» **REQUIREMENTS**: Give again only the lines from the line that holds "Transcribe this image's" to the end of the data, inclusive, omitting all pictures.

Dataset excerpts
=-=-=

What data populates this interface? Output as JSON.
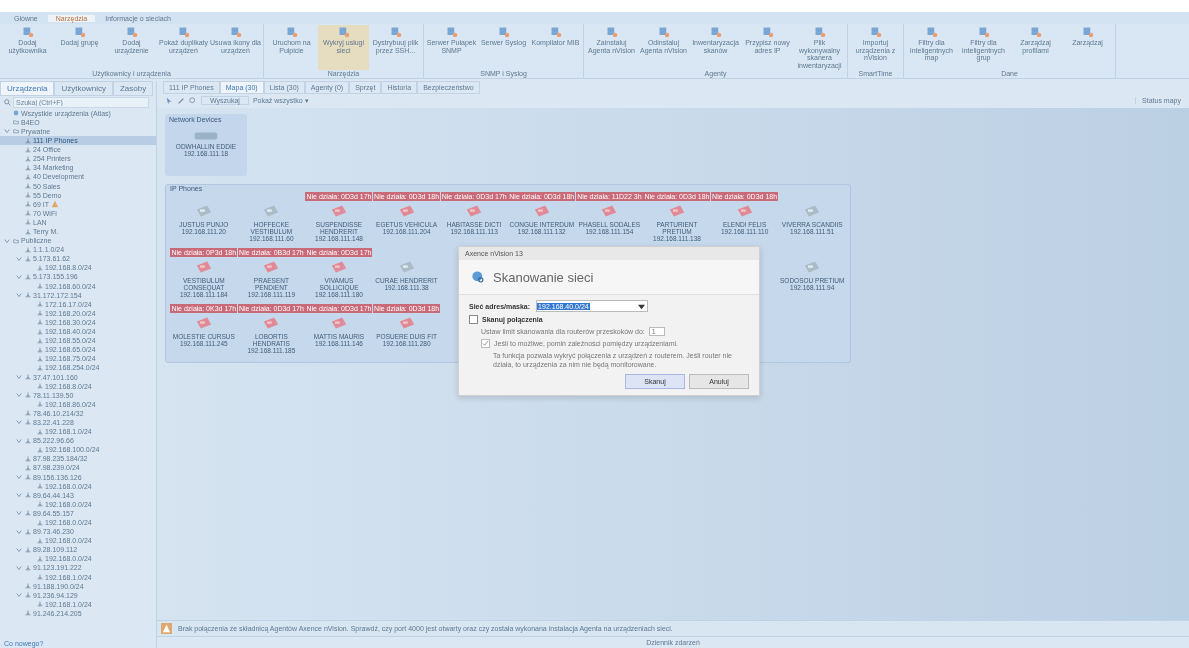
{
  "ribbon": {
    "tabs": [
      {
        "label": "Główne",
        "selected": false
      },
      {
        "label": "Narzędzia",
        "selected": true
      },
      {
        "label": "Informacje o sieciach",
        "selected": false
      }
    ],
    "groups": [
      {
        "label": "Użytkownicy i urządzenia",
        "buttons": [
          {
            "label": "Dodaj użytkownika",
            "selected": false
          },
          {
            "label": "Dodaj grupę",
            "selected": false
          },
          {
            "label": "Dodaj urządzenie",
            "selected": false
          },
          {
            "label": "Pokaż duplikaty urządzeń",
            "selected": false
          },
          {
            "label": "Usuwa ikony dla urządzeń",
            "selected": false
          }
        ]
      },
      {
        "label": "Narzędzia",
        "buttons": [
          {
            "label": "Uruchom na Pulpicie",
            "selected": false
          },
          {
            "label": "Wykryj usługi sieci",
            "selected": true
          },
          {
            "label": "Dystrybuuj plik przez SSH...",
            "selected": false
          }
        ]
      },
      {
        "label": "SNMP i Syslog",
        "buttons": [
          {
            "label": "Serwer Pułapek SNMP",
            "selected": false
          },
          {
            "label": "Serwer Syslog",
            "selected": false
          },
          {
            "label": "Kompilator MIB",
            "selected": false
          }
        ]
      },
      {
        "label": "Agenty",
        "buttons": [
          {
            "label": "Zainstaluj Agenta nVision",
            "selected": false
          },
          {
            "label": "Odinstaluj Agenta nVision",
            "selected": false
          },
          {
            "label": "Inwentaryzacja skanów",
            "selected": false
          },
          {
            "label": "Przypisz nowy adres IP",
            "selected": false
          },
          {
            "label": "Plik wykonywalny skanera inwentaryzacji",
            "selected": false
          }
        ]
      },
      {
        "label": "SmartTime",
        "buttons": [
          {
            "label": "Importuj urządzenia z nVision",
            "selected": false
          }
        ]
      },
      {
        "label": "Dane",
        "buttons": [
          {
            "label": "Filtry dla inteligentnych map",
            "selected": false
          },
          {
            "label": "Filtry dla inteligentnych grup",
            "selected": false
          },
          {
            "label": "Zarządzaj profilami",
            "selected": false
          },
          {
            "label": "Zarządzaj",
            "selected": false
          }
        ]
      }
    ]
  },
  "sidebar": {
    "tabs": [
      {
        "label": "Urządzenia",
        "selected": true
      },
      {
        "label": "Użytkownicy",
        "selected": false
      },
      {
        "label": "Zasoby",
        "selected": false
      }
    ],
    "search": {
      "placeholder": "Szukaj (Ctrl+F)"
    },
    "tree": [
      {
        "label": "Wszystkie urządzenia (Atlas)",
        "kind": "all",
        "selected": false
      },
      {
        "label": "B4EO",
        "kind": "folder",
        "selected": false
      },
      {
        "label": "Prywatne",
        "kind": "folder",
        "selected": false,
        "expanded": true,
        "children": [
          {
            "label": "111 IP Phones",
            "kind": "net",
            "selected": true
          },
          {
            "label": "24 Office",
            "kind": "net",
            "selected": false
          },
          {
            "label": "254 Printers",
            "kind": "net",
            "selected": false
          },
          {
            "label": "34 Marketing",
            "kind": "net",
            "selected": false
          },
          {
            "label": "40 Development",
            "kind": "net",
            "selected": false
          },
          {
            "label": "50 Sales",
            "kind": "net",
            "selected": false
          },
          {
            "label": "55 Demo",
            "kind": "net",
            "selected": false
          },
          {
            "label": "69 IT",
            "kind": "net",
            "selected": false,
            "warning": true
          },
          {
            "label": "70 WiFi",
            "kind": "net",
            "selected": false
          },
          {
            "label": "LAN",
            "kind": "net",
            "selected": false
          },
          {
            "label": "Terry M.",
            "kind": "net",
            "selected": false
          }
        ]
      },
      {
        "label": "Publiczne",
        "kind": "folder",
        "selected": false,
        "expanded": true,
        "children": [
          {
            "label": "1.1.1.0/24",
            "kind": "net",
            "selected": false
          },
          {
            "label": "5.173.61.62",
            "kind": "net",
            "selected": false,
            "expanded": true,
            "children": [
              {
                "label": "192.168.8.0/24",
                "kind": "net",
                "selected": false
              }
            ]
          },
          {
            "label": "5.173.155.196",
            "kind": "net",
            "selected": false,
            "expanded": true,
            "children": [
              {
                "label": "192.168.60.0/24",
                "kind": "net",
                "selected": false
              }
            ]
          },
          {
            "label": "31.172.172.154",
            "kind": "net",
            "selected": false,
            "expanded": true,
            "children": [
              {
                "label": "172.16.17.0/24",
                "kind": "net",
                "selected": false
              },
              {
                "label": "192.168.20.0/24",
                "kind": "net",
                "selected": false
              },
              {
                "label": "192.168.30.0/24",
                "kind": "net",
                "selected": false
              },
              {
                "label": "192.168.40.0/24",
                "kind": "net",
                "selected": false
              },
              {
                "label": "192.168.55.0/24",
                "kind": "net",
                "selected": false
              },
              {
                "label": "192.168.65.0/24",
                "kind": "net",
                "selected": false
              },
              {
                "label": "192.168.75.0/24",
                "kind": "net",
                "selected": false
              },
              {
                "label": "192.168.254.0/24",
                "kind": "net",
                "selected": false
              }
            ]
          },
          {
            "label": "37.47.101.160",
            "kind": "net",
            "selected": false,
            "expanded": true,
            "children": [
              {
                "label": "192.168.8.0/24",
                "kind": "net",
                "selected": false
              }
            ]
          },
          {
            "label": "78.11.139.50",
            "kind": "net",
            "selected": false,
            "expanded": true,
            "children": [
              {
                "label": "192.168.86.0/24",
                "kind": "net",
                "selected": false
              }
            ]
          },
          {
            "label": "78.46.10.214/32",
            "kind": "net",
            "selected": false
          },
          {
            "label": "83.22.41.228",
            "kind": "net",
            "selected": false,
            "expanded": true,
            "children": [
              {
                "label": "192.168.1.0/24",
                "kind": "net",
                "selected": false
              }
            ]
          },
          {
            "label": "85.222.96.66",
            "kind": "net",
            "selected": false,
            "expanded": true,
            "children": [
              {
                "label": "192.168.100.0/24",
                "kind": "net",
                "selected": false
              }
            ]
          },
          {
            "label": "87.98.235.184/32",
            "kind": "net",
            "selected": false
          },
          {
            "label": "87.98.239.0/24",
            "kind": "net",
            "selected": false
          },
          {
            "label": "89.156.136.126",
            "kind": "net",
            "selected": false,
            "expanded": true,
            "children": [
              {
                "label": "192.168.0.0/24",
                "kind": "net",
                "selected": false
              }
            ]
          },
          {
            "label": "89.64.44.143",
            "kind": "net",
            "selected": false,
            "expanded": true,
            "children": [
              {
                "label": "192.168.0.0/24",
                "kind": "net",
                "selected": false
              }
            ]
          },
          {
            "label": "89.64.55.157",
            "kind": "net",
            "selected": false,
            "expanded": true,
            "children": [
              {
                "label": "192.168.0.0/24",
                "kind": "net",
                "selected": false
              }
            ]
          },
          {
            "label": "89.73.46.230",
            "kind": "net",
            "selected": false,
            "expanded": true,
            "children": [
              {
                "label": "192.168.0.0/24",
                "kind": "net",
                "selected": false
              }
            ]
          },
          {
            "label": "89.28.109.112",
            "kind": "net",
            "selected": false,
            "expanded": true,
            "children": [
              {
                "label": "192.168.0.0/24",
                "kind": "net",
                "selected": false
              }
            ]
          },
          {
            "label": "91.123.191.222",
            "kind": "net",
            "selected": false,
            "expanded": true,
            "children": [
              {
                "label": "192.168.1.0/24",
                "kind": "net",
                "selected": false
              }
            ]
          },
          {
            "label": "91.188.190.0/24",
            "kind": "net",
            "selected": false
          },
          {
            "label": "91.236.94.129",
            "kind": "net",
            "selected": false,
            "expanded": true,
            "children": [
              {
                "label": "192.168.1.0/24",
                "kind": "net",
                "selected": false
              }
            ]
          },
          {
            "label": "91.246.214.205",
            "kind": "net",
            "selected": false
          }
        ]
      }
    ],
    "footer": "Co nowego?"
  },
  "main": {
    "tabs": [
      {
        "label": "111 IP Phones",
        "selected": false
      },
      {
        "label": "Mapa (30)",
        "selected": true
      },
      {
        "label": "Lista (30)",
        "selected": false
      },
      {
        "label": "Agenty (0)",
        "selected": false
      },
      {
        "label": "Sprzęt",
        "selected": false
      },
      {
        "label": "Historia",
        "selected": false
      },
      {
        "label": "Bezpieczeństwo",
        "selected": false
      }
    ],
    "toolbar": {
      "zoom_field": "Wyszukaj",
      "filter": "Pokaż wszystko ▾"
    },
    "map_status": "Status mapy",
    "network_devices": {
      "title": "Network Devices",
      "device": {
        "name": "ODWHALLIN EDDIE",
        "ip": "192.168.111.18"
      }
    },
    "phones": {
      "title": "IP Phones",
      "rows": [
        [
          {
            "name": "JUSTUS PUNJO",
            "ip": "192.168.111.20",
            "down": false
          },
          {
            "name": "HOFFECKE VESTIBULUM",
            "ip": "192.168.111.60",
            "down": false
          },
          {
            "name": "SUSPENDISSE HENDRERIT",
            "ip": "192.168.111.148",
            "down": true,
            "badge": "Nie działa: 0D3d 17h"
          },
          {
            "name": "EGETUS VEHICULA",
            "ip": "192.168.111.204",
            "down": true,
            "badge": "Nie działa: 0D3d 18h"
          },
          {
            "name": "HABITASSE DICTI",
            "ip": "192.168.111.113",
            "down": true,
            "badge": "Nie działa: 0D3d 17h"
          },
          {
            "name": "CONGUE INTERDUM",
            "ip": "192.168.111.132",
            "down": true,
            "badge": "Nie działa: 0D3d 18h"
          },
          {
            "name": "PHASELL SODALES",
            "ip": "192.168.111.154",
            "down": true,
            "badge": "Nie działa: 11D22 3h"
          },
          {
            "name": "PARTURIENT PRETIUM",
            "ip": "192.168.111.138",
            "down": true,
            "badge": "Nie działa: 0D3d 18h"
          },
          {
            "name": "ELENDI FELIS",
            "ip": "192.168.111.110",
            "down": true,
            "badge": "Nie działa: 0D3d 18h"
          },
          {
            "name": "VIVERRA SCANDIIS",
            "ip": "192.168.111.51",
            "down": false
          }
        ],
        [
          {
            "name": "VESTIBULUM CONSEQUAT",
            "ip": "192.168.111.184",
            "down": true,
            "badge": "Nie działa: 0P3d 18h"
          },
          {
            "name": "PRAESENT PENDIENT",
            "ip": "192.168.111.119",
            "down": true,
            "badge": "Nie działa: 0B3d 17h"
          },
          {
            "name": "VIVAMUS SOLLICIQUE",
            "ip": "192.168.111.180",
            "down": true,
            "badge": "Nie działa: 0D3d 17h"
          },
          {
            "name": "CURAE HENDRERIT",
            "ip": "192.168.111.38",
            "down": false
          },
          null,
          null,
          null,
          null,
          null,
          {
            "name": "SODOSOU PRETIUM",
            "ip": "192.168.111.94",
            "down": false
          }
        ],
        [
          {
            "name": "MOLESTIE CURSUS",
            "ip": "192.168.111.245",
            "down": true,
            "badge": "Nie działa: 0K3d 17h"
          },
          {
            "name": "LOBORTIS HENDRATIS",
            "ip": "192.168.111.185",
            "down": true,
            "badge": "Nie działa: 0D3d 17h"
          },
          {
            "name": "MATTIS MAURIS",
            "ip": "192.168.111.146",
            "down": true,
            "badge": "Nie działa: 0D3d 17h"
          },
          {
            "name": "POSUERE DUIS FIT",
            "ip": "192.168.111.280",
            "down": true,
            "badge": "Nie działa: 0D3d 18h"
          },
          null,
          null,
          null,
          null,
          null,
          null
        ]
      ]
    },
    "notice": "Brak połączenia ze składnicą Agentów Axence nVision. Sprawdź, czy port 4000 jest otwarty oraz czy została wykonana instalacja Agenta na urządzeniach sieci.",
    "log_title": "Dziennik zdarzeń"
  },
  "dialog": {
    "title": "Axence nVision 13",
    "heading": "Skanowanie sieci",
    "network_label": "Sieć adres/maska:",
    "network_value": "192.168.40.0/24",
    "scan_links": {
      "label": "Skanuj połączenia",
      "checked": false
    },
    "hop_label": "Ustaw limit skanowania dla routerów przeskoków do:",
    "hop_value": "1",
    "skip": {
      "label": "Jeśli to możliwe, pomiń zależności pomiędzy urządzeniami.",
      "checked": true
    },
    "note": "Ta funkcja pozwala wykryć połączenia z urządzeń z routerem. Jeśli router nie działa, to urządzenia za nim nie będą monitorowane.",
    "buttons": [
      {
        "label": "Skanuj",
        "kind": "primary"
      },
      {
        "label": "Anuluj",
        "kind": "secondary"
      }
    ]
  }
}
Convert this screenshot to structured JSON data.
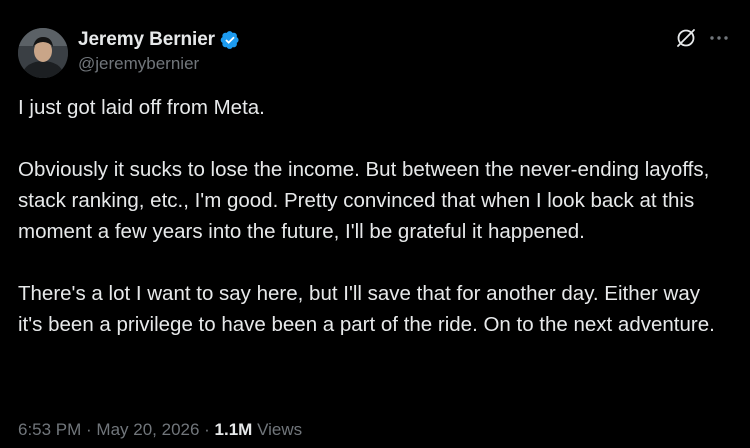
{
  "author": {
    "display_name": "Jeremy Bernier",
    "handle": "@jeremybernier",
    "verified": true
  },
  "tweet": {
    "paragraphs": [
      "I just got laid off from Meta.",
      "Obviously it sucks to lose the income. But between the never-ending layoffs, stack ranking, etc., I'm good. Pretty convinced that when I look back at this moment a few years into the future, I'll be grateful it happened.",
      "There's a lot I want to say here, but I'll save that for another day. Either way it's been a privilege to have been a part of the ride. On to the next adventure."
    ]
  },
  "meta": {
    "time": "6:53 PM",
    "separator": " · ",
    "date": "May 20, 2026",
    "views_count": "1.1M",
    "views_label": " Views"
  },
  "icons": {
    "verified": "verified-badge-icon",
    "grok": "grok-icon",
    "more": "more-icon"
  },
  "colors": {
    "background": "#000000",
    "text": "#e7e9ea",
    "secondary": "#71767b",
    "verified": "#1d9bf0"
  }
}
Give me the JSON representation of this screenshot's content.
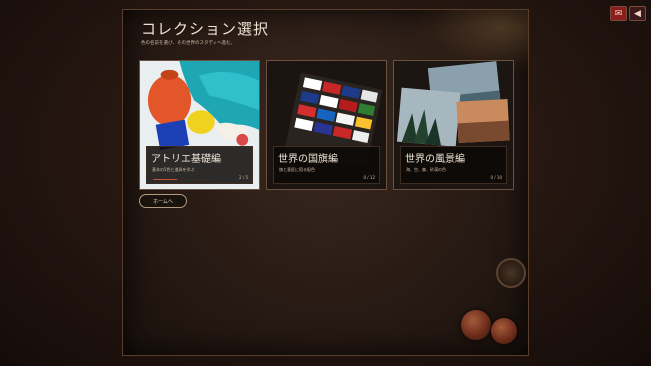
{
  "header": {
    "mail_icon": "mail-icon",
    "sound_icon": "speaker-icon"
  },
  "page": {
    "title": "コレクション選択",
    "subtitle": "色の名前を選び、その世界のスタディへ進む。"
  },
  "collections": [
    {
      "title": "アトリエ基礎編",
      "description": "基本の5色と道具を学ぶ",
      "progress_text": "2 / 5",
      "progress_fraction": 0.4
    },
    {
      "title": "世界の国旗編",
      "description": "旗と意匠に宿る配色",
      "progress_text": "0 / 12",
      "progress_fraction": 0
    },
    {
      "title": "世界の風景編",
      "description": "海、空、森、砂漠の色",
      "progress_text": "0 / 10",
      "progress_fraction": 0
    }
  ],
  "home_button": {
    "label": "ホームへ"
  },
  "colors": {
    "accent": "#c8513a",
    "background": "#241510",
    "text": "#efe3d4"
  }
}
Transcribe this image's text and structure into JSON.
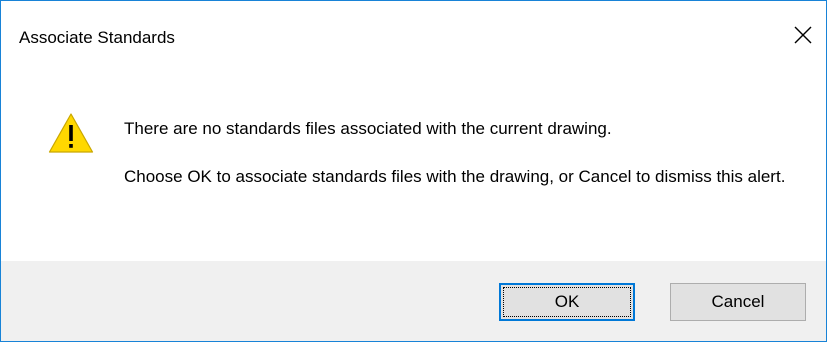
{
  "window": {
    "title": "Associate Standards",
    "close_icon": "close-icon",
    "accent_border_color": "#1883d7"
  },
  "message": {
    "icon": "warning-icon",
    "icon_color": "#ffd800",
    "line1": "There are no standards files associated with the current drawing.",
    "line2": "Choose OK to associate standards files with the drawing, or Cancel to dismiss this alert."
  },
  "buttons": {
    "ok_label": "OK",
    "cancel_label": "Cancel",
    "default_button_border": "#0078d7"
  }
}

=-=-=

» **CORRECT ANSWER**:
Transcribe this image's text and structure into JSON.
{
  "window": {
    "title": "Associate Standards",
    "close_icon": "close-icon",
    "accent_border_color": "#1883d7"
  },
  "message": {
    "icon": "warning-icon",
    "icon_color": "#ffd800",
    "line1": "There are no standards files associated with the current drawing.",
    "line2": "Choose OK to associate standards files with the drawing, or Cancel to dismiss this alert."
  },
  "buttons": {
    "ok_label": "OK",
    "cancel_label": "Cancel",
    "default_button_border": "#0078d7"
  }
}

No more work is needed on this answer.